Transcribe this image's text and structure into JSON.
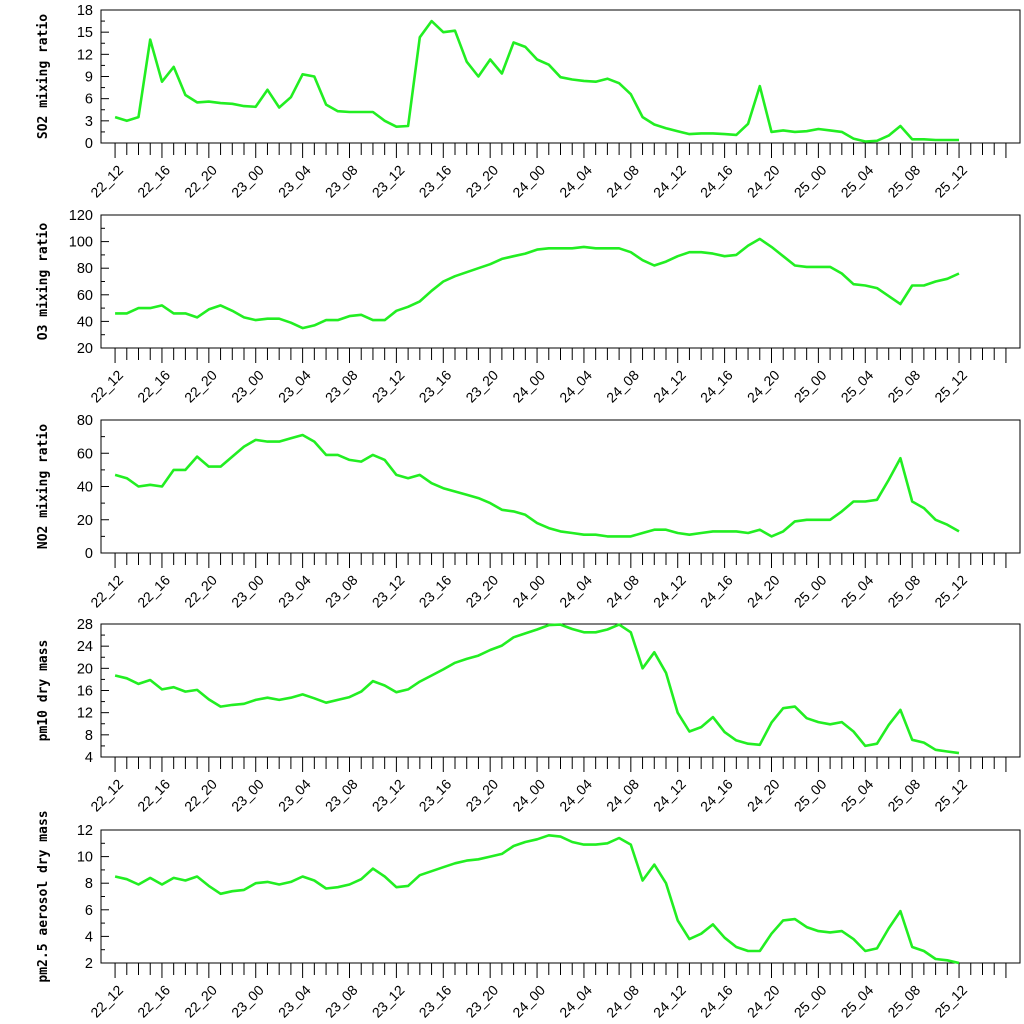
{
  "x_tick_labels": [
    "22_12",
    "22_16",
    "22_20",
    "23_00",
    "23_04",
    "23_08",
    "23_12",
    "23_16",
    "23_20",
    "24_00",
    "24_04",
    "24_08",
    "24_12",
    "24_16",
    "24_20",
    "25_00",
    "25_04",
    "25_08",
    "25_12"
  ],
  "line_color": "#22ee22",
  "chart_data": [
    {
      "type": "line",
      "ylabel": "SO2 mixing ratio",
      "ylim": [
        0,
        18
      ],
      "yticks": [
        0,
        3,
        6,
        9,
        12,
        15,
        18
      ],
      "x_start": 0,
      "x_end": 72,
      "xlim": [
        -1.2,
        77.2
      ],
      "values": [
        3.5,
        3.0,
        3.5,
        14.0,
        8.3,
        10.3,
        6.5,
        5.5,
        5.6,
        5.4,
        5.3,
        5.0,
        4.9,
        7.2,
        4.8,
        6.2,
        9.3,
        9.0,
        5.2,
        4.3,
        4.2,
        4.2,
        4.2,
        3.0,
        2.2,
        2.3,
        14.3,
        16.5,
        15.0,
        15.2,
        11.0,
        9.0,
        11.3,
        9.4,
        13.6,
        13.0,
        11.3,
        10.6,
        8.9,
        8.6,
        8.4,
        8.3,
        8.7,
        8.1,
        6.6,
        3.5,
        2.5,
        2.0,
        1.6,
        1.2,
        1.3,
        1.3,
        1.2,
        1.1,
        2.6,
        7.7,
        1.5,
        1.7,
        1.5,
        1.6,
        1.9,
        1.7,
        1.5,
        0.6,
        0.2,
        0.3,
        1.0,
        2.3,
        0.5,
        0.5,
        0.4,
        0.4,
        0.4
      ]
    },
    {
      "type": "line",
      "ylabel": "O3 mixing ratio",
      "ylim": [
        20,
        120
      ],
      "yticks": [
        20,
        40,
        60,
        80,
        100,
        120
      ],
      "x_start": 0,
      "x_end": 72,
      "xlim": [
        -1.2,
        77.2
      ],
      "values": [
        46,
        46,
        50,
        50,
        52,
        46,
        46,
        43,
        49,
        52,
        48,
        43,
        41,
        42,
        42,
        39,
        35,
        37,
        41,
        41,
        44,
        45,
        41,
        41,
        48,
        51,
        55,
        63,
        70,
        74,
        77,
        80,
        83,
        87,
        89,
        91,
        94,
        95,
        95,
        95,
        96,
        95,
        95,
        95,
        92,
        86,
        82,
        85,
        89,
        92,
        92,
        91,
        89,
        90,
        97,
        102,
        96,
        89,
        82,
        81,
        81,
        81,
        76,
        68,
        67,
        65,
        59,
        53,
        67,
        67,
        70,
        72,
        76
      ]
    },
    {
      "type": "line",
      "ylabel": "NO2 mixing ratio",
      "ylim": [
        0,
        80
      ],
      "yticks": [
        0,
        20,
        40,
        60,
        80
      ],
      "x_start": 0,
      "x_end": 72,
      "xlim": [
        -1.2,
        77.2
      ],
      "values": [
        47,
        45,
        40,
        41,
        40,
        50,
        50,
        58,
        52,
        52,
        58,
        64,
        68,
        67,
        67,
        69,
        71,
        67,
        59,
        59,
        56,
        55,
        59,
        56,
        47,
        45,
        47,
        42,
        39,
        37,
        35,
        33,
        30,
        26,
        25,
        23,
        18,
        15,
        13,
        12,
        11,
        11,
        10,
        10,
        10,
        12,
        14,
        14,
        12,
        11,
        12,
        13,
        13,
        13,
        12,
        14,
        10,
        13,
        19,
        20,
        20,
        20,
        25,
        31,
        31,
        32,
        44,
        57,
        31,
        27,
        20,
        17,
        13
      ]
    },
    {
      "type": "line",
      "ylabel": "pm10 dry mass",
      "ylim": [
        4,
        28
      ],
      "yticks": [
        4,
        8,
        12,
        16,
        20,
        24,
        28
      ],
      "x_start": 0,
      "x_end": 72,
      "xlim": [
        -1.2,
        77.2
      ],
      "values": [
        18.7,
        18.2,
        17.2,
        17.9,
        16.2,
        16.6,
        15.8,
        16.1,
        14.4,
        13.1,
        13.4,
        13.6,
        14.3,
        14.7,
        14.3,
        14.7,
        15.3,
        14.6,
        13.8,
        14.3,
        14.8,
        15.8,
        17.7,
        16.9,
        15.7,
        16.2,
        17.6,
        18.7,
        19.8,
        21.0,
        21.7,
        22.3,
        23.3,
        24.1,
        25.6,
        26.3,
        27.0,
        27.8,
        27.9,
        27.1,
        26.5,
        26.5,
        27.0,
        27.9,
        26.5,
        20.0,
        22.9,
        19.2,
        12.0,
        8.6,
        9.4,
        11.2,
        8.5,
        7.0,
        6.4,
        6.2,
        10.2,
        12.8,
        13.1,
        11.0,
        10.3,
        9.9,
        10.3,
        8.6,
        6.0,
        6.4,
        9.8,
        12.5,
        7.1,
        6.6,
        5.3,
        5.0,
        4.7
      ]
    },
    {
      "type": "line",
      "ylabel": "pm2.5 aerosol dry mass",
      "ylim": [
        2,
        12
      ],
      "yticks": [
        2,
        4,
        6,
        8,
        10,
        12
      ],
      "x_start": 0,
      "x_end": 72,
      "xlim": [
        -1.2,
        77.2
      ],
      "values": [
        8.5,
        8.3,
        7.9,
        8.4,
        7.9,
        8.4,
        8.2,
        8.5,
        7.8,
        7.2,
        7.4,
        7.5,
        8.0,
        8.1,
        7.9,
        8.1,
        8.5,
        8.2,
        7.6,
        7.7,
        7.9,
        8.3,
        9.1,
        8.5,
        7.7,
        7.8,
        8.6,
        8.9,
        9.2,
        9.5,
        9.7,
        9.8,
        10.0,
        10.2,
        10.8,
        11.1,
        11.3,
        11.6,
        11.5,
        11.1,
        10.9,
        10.9,
        11.0,
        11.4,
        10.9,
        8.2,
        9.4,
        8.0,
        5.2,
        3.8,
        4.2,
        4.9,
        3.9,
        3.2,
        2.9,
        2.9,
        4.2,
        5.2,
        5.3,
        4.7,
        4.4,
        4.3,
        4.4,
        3.8,
        2.9,
        3.1,
        4.6,
        5.9,
        3.2,
        2.9,
        2.3,
        2.2,
        2.0
      ]
    }
  ]
}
##########
**OBJECTIVE**
Leave out the pictures and print each record exactly as it stands.

**WORKED ANSWER**
Transcribe this image's text and structure into JSON.
{
  "x_tick_labels": [
    "22_12",
    "22_16",
    "22_20",
    "23_00",
    "23_04",
    "23_08",
    "23_12",
    "23_16",
    "23_20",
    "24_00",
    "24_04",
    "24_08",
    "24_12",
    "24_16",
    "24_20",
    "25_00",
    "25_04",
    "25_08",
    "25_12"
  ],
  "line_color": "#22ee22",
  "chart_data": [
    {
      "type": "line",
      "ylabel": "SO2 mixing ratio",
      "ylim": [
        0,
        18
      ],
      "yticks": [
        0,
        3,
        6,
        9,
        12,
        15,
        18
      ],
      "x_start": 0,
      "x_end": 72,
      "xlim": [
        -1.2,
        77.2
      ],
      "values": [
        3.5,
        3.0,
        3.5,
        14.0,
        8.3,
        10.3,
        6.5,
        5.5,
        5.6,
        5.4,
        5.3,
        5.0,
        4.9,
        7.2,
        4.8,
        6.2,
        9.3,
        9.0,
        5.2,
        4.3,
        4.2,
        4.2,
        4.2,
        3.0,
        2.2,
        2.3,
        14.3,
        16.5,
        15.0,
        15.2,
        11.0,
        9.0,
        11.3,
        9.4,
        13.6,
        13.0,
        11.3,
        10.6,
        8.9,
        8.6,
        8.4,
        8.3,
        8.7,
        8.1,
        6.6,
        3.5,
        2.5,
        2.0,
        1.6,
        1.2,
        1.3,
        1.3,
        1.2,
        1.1,
        2.6,
        7.7,
        1.5,
        1.7,
        1.5,
        1.6,
        1.9,
        1.7,
        1.5,
        0.6,
        0.2,
        0.3,
        1.0,
        2.3,
        0.5,
        0.5,
        0.4,
        0.4,
        0.4
      ]
    },
    {
      "type": "line",
      "ylabel": "O3 mixing ratio",
      "ylim": [
        20,
        120
      ],
      "yticks": [
        20,
        40,
        60,
        80,
        100,
        120
      ],
      "x_start": 0,
      "x_end": 72,
      "xlim": [
        -1.2,
        77.2
      ],
      "values": [
        46,
        46,
        50,
        50,
        52,
        46,
        46,
        43,
        49,
        52,
        48,
        43,
        41,
        42,
        42,
        39,
        35,
        37,
        41,
        41,
        44,
        45,
        41,
        41,
        48,
        51,
        55,
        63,
        70,
        74,
        77,
        80,
        83,
        87,
        89,
        91,
        94,
        95,
        95,
        95,
        96,
        95,
        95,
        95,
        92,
        86,
        82,
        85,
        89,
        92,
        92,
        91,
        89,
        90,
        97,
        102,
        96,
        89,
        82,
        81,
        81,
        81,
        76,
        68,
        67,
        65,
        59,
        53,
        67,
        67,
        70,
        72,
        76
      ]
    },
    {
      "type": "line",
      "ylabel": "NO2 mixing ratio",
      "ylim": [
        0,
        80
      ],
      "yticks": [
        0,
        20,
        40,
        60,
        80
      ],
      "x_start": 0,
      "x_end": 72,
      "xlim": [
        -1.2,
        77.2
      ],
      "values": [
        47,
        45,
        40,
        41,
        40,
        50,
        50,
        58,
        52,
        52,
        58,
        64,
        68,
        67,
        67,
        69,
        71,
        67,
        59,
        59,
        56,
        55,
        59,
        56,
        47,
        45,
        47,
        42,
        39,
        37,
        35,
        33,
        30,
        26,
        25,
        23,
        18,
        15,
        13,
        12,
        11,
        11,
        10,
        10,
        10,
        12,
        14,
        14,
        12,
        11,
        12,
        13,
        13,
        13,
        12,
        14,
        10,
        13,
        19,
        20,
        20,
        20,
        25,
        31,
        31,
        32,
        44,
        57,
        31,
        27,
        20,
        17,
        13
      ]
    },
    {
      "type": "line",
      "ylabel": "pm10 dry mass",
      "ylim": [
        4,
        28
      ],
      "yticks": [
        4,
        8,
        12,
        16,
        20,
        24,
        28
      ],
      "x_start": 0,
      "x_end": 72,
      "xlim": [
        -1.2,
        77.2
      ],
      "values": [
        18.7,
        18.2,
        17.2,
        17.9,
        16.2,
        16.6,
        15.8,
        16.1,
        14.4,
        13.1,
        13.4,
        13.6,
        14.3,
        14.7,
        14.3,
        14.7,
        15.3,
        14.6,
        13.8,
        14.3,
        14.8,
        15.8,
        17.7,
        16.9,
        15.7,
        16.2,
        17.6,
        18.7,
        19.8,
        21.0,
        21.7,
        22.3,
        23.3,
        24.1,
        25.6,
        26.3,
        27.0,
        27.8,
        27.9,
        27.1,
        26.5,
        26.5,
        27.0,
        27.9,
        26.5,
        20.0,
        22.9,
        19.2,
        12.0,
        8.6,
        9.4,
        11.2,
        8.5,
        7.0,
        6.4,
        6.2,
        10.2,
        12.8,
        13.1,
        11.0,
        10.3,
        9.9,
        10.3,
        8.6,
        6.0,
        6.4,
        9.8,
        12.5,
        7.1,
        6.6,
        5.3,
        5.0,
        4.7
      ]
    },
    {
      "type": "line",
      "ylabel": "pm2.5 aerosol dry mass",
      "ylim": [
        2,
        12
      ],
      "yticks": [
        2,
        4,
        6,
        8,
        10,
        12
      ],
      "x_start": 0,
      "x_end": 72,
      "xlim": [
        -1.2,
        77.2
      ],
      "values": [
        8.5,
        8.3,
        7.9,
        8.4,
        7.9,
        8.4,
        8.2,
        8.5,
        7.8,
        7.2,
        7.4,
        7.5,
        8.0,
        8.1,
        7.9,
        8.1,
        8.5,
        8.2,
        7.6,
        7.7,
        7.9,
        8.3,
        9.1,
        8.5,
        7.7,
        7.8,
        8.6,
        8.9,
        9.2,
        9.5,
        9.7,
        9.8,
        10.0,
        10.2,
        10.8,
        11.1,
        11.3,
        11.6,
        11.5,
        11.1,
        10.9,
        10.9,
        11.0,
        11.4,
        10.9,
        8.2,
        9.4,
        8.0,
        5.2,
        3.8,
        4.2,
        4.9,
        3.9,
        3.2,
        2.9,
        2.9,
        4.2,
        5.2,
        5.3,
        4.7,
        4.4,
        4.3,
        4.4,
        3.8,
        2.9,
        3.1,
        4.6,
        5.9,
        3.2,
        2.9,
        2.3,
        2.2,
        2.0
      ]
    }
  ]
}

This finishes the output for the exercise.